━━━━━ Stored rows ━━━━━

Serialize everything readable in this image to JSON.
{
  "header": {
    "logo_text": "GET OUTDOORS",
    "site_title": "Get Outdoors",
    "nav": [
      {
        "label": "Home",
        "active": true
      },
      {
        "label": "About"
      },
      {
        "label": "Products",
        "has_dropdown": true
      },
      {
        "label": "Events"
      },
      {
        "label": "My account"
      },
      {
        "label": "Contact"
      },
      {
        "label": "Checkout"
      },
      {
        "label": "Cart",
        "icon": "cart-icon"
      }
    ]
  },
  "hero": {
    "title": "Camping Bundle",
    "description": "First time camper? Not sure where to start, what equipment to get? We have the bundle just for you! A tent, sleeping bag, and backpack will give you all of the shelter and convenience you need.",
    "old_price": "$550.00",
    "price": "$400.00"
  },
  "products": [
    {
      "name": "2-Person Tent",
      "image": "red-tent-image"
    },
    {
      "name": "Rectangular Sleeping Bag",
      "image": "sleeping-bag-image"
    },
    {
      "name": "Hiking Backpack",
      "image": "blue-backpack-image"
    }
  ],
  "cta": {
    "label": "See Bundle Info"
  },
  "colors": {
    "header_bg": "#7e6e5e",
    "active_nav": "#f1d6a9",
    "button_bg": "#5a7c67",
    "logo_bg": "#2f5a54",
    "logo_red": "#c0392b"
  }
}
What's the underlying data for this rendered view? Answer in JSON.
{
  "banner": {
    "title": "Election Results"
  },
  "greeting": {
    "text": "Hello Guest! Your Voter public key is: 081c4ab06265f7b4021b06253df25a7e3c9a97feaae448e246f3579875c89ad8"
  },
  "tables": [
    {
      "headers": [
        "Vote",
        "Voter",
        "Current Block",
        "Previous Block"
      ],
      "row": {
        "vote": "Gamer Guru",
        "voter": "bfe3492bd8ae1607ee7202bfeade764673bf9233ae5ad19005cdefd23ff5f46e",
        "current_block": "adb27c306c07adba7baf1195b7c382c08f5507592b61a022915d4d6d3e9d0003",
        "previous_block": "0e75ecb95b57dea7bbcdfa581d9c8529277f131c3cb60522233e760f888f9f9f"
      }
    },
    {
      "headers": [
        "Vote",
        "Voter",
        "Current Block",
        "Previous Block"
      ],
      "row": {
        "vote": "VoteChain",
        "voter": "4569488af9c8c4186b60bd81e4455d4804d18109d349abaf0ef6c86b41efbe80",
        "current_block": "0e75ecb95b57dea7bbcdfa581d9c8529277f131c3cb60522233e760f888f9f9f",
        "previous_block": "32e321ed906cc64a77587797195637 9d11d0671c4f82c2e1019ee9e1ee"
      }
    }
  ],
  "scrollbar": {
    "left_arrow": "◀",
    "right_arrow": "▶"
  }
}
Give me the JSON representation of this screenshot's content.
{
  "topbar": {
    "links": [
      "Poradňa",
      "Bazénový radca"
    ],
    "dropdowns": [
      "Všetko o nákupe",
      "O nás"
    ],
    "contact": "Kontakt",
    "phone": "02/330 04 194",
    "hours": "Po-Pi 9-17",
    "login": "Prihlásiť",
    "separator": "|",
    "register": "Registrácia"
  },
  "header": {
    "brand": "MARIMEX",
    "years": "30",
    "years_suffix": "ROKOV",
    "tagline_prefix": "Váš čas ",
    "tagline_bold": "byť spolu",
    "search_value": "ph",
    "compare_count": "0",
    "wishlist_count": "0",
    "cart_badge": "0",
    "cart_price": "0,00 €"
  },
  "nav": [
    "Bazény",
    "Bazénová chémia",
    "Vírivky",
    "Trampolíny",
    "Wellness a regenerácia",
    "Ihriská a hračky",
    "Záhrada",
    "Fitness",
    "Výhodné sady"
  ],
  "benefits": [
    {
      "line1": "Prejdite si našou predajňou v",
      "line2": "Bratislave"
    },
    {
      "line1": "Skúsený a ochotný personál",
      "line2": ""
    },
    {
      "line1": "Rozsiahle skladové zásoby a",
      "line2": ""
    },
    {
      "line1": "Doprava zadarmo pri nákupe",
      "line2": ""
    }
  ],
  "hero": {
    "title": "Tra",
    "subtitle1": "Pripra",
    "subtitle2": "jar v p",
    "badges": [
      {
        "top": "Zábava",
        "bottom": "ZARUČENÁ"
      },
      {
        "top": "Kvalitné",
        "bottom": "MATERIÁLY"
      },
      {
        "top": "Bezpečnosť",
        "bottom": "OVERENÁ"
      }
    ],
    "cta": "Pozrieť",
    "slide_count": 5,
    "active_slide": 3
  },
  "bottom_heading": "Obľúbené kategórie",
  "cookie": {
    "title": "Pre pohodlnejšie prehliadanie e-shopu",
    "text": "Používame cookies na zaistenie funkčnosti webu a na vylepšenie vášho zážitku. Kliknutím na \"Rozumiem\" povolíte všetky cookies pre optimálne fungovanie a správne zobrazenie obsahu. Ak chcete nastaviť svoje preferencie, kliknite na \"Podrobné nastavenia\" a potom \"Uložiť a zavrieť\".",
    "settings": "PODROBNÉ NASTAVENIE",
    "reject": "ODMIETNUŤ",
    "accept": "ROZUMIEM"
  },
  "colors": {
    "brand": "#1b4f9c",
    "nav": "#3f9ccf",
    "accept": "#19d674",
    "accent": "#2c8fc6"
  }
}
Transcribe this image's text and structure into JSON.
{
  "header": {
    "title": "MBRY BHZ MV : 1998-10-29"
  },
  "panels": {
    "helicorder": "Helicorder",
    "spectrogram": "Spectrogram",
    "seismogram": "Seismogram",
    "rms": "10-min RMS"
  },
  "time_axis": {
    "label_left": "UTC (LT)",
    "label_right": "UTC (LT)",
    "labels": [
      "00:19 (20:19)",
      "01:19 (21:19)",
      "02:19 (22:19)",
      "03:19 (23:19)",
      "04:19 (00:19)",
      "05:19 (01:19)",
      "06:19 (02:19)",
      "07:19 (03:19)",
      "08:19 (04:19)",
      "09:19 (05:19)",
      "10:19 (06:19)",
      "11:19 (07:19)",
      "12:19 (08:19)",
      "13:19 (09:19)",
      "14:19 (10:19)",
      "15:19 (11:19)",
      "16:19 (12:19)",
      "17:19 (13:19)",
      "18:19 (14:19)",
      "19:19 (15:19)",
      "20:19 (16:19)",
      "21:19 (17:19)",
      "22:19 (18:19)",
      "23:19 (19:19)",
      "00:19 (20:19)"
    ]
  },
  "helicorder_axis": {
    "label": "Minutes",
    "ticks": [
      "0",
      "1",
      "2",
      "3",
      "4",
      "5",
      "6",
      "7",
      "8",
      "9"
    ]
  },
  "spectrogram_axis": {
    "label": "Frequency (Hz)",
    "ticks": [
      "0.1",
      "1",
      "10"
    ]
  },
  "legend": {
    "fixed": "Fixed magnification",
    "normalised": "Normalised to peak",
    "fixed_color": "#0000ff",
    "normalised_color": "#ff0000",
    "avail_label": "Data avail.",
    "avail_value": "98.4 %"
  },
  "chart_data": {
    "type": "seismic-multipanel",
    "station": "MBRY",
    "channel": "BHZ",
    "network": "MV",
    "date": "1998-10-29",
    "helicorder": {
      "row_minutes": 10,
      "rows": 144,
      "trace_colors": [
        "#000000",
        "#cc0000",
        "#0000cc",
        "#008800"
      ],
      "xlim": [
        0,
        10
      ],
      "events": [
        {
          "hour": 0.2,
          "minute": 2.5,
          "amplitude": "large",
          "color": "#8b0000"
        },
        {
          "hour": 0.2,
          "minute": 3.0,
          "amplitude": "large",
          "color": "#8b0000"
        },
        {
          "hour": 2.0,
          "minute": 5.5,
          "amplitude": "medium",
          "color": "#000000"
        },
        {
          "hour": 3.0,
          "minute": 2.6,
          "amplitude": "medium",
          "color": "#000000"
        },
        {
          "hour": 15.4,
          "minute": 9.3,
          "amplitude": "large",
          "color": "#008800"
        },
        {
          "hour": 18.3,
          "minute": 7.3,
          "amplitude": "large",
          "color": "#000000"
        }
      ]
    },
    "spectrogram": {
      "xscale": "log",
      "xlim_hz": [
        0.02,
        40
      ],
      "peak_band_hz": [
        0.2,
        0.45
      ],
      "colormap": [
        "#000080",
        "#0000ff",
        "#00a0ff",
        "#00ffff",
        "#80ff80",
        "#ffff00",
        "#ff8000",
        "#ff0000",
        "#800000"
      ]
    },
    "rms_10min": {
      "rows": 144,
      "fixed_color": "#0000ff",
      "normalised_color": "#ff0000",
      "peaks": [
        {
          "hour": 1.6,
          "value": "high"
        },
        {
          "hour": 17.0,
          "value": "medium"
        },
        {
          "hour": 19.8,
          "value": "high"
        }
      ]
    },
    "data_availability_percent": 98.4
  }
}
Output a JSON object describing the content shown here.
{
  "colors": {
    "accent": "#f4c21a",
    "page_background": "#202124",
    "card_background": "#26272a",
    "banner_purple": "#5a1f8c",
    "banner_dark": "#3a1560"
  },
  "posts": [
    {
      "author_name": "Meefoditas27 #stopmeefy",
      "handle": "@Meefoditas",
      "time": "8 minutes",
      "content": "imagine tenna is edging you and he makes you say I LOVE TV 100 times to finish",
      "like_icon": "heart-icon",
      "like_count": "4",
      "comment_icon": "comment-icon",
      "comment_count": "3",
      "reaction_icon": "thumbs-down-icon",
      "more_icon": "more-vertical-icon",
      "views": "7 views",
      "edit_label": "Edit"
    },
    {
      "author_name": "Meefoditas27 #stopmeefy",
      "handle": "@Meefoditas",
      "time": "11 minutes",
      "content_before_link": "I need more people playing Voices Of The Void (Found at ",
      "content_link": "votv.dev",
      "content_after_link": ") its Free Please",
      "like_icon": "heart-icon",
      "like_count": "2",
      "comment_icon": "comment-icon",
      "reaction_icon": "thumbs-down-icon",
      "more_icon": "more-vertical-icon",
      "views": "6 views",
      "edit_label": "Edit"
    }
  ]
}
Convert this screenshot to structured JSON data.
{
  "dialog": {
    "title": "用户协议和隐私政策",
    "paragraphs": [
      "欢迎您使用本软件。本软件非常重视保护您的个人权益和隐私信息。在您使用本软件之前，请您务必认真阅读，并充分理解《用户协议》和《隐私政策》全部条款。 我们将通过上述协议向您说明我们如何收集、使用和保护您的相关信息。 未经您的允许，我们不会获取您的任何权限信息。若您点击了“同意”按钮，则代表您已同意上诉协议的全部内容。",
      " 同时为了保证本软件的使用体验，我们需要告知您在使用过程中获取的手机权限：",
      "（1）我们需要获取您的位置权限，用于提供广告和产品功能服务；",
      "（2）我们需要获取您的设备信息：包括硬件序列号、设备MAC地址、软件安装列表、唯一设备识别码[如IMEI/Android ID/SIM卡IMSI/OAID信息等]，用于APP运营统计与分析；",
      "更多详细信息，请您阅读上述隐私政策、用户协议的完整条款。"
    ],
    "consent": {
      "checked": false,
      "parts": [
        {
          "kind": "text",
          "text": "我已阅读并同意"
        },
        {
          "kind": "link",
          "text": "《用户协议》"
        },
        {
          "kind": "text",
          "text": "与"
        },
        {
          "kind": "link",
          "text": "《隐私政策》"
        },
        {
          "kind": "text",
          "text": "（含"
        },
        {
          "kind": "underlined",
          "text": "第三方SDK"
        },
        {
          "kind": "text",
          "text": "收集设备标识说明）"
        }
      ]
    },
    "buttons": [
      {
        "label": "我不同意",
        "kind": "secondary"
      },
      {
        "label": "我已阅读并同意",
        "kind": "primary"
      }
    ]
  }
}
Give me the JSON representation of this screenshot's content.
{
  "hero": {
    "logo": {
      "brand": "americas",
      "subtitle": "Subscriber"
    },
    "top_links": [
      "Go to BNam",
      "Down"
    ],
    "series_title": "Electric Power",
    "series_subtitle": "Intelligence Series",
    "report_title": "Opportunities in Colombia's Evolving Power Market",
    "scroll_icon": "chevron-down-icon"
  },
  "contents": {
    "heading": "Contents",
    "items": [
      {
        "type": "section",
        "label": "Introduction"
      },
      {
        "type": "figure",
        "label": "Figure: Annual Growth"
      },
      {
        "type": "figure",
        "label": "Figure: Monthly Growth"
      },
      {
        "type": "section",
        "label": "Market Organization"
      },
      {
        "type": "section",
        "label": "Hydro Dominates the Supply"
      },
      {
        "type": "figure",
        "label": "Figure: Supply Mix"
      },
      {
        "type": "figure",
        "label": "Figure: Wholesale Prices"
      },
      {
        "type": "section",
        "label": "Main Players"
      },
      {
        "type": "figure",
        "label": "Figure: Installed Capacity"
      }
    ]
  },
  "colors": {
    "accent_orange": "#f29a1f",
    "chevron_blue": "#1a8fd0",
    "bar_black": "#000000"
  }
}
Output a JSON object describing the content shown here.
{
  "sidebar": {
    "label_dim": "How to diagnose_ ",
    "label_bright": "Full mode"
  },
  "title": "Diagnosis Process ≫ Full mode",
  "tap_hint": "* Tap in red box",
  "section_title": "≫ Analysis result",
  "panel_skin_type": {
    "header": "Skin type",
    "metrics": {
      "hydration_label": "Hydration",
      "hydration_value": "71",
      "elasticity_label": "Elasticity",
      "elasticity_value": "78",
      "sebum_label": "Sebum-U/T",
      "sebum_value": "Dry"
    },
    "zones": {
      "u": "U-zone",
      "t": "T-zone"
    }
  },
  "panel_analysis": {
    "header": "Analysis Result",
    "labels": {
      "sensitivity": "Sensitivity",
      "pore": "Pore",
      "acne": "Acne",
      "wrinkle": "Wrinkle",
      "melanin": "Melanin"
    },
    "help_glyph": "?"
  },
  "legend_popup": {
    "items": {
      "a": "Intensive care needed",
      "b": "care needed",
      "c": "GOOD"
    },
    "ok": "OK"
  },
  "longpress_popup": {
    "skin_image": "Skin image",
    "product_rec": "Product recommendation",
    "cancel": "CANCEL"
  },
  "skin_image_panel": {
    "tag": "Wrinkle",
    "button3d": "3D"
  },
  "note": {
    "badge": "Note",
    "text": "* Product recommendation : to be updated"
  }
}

━━━━━

Set task: Give the count of lines holding the word "recommendation" and nothing more.

Response to this task: 2